Write out all of the data exactly as it appears.
%%
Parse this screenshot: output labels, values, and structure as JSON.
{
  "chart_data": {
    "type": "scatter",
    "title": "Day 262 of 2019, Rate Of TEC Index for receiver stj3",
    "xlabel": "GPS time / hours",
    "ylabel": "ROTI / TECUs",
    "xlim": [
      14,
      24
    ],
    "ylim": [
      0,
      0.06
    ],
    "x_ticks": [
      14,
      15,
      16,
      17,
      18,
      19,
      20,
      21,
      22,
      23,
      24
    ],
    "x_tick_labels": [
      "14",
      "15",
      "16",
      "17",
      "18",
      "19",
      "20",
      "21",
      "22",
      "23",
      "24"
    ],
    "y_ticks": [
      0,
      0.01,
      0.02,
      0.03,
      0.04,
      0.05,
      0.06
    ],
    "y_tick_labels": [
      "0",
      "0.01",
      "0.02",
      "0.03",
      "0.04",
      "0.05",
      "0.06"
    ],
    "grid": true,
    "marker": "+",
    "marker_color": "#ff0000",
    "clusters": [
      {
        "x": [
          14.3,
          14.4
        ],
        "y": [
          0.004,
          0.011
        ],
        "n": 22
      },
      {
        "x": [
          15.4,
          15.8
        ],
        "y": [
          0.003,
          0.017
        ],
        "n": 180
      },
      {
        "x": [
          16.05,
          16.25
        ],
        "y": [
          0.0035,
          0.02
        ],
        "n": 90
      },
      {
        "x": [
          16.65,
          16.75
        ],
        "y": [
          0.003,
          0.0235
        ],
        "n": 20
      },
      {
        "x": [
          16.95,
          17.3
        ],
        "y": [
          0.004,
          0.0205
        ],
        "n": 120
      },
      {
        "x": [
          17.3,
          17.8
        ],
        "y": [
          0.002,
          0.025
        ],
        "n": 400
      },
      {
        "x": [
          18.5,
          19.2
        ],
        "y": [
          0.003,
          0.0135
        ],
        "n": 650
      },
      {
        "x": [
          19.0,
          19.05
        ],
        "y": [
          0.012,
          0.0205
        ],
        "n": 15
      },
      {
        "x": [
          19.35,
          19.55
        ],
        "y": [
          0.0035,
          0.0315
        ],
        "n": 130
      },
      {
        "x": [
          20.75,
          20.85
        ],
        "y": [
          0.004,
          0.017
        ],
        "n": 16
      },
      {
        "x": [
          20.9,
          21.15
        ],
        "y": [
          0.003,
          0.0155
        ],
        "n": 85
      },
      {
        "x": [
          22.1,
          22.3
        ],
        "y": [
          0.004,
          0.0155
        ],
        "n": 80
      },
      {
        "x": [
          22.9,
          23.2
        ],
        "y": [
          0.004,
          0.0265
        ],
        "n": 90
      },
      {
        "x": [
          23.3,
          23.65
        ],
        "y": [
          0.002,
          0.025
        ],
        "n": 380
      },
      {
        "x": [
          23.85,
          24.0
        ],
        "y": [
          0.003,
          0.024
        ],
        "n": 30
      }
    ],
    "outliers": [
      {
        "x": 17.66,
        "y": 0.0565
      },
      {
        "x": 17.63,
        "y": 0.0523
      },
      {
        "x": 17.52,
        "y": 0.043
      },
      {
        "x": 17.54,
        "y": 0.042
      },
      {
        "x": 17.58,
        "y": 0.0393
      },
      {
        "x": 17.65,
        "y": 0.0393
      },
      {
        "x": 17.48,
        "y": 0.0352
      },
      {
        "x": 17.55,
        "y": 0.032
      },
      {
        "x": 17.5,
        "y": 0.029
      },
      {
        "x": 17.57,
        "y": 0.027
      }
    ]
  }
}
%%
→ **The reply**
Parse this screenshot: output labels, values, and structure as JSON.
{
  "chart_data": {
    "type": "scatter",
    "title": "Day 262 of 2019, Rate Of TEC Index for receiver stj3",
    "xlabel": "GPS time / hours",
    "ylabel": "ROTI / TECUs",
    "xlim": [
      14,
      24
    ],
    "ylim": [
      0,
      0.06
    ],
    "x_ticks": [
      14,
      15,
      16,
      17,
      18,
      19,
      20,
      21,
      22,
      23,
      24
    ],
    "x_tick_labels": [
      "14",
      "15",
      "16",
      "17",
      "18",
      "19",
      "20",
      "21",
      "22",
      "23",
      "24"
    ],
    "y_ticks": [
      0,
      0.01,
      0.02,
      0.03,
      0.04,
      0.05,
      0.06
    ],
    "y_tick_labels": [
      "0",
      "0.01",
      "0.02",
      "0.03",
      "0.04",
      "0.05",
      "0.06"
    ],
    "grid": true,
    "marker": "+",
    "marker_color": "#ff0000",
    "clusters": [
      {
        "x": [
          14.3,
          14.4
        ],
        "y": [
          0.004,
          0.011
        ],
        "n": 22
      },
      {
        "x": [
          15.4,
          15.8
        ],
        "y": [
          0.003,
          0.017
        ],
        "n": 180
      },
      {
        "x": [
          16.05,
          16.25
        ],
        "y": [
          0.0035,
          0.02
        ],
        "n": 90
      },
      {
        "x": [
          16.65,
          16.75
        ],
        "y": [
          0.003,
          0.0235
        ],
        "n": 20
      },
      {
        "x": [
          16.95,
          17.3
        ],
        "y": [
          0.004,
          0.0205
        ],
        "n": 120
      },
      {
        "x": [
          17.3,
          17.8
        ],
        "y": [
          0.002,
          0.025
        ],
        "n": 400
      },
      {
        "x": [
          18.5,
          19.2
        ],
        "y": [
          0.003,
          0.0135
        ],
        "n": 650
      },
      {
        "x": [
          19.0,
          19.05
        ],
        "y": [
          0.012,
          0.0205
        ],
        "n": 15
      },
      {
        "x": [
          19.35,
          19.55
        ],
        "y": [
          0.0035,
          0.0315
        ],
        "n": 130
      },
      {
        "x": [
          20.75,
          20.85
        ],
        "y": [
          0.004,
          0.017
        ],
        "n": 16
      },
      {
        "x": [
          20.9,
          21.15
        ],
        "y": [
          0.003,
          0.0155
        ],
        "n": 85
      },
      {
        "x": [
          22.1,
          22.3
        ],
        "y": [
          0.004,
          0.0155
        ],
        "n": 80
      },
      {
        "x": [
          22.9,
          23.2
        ],
        "y": [
          0.004,
          0.0265
        ],
        "n": 90
      },
      {
        "x": [
          23.3,
          23.65
        ],
        "y": [
          0.002,
          0.025
        ],
        "n": 380
      },
      {
        "x": [
          23.85,
          24.0
        ],
        "y": [
          0.003,
          0.024
        ],
        "n": 30
      }
    ],
    "outliers": [
      {
        "x": 17.66,
        "y": 0.0565
      },
      {
        "x": 17.63,
        "y": 0.0523
      },
      {
        "x": 17.52,
        "y": 0.043
      },
      {
        "x": 17.54,
        "y": 0.042
      },
      {
        "x": 17.58,
        "y": 0.0393
      },
      {
        "x": 17.65,
        "y": 0.0393
      },
      {
        "x": 17.48,
        "y": 0.0352
      },
      {
        "x": 17.55,
        "y": 0.032
      },
      {
        "x": 17.5,
        "y": 0.029
      },
      {
        "x": 17.57,
        "y": 0.027
      }
    ]
  }
}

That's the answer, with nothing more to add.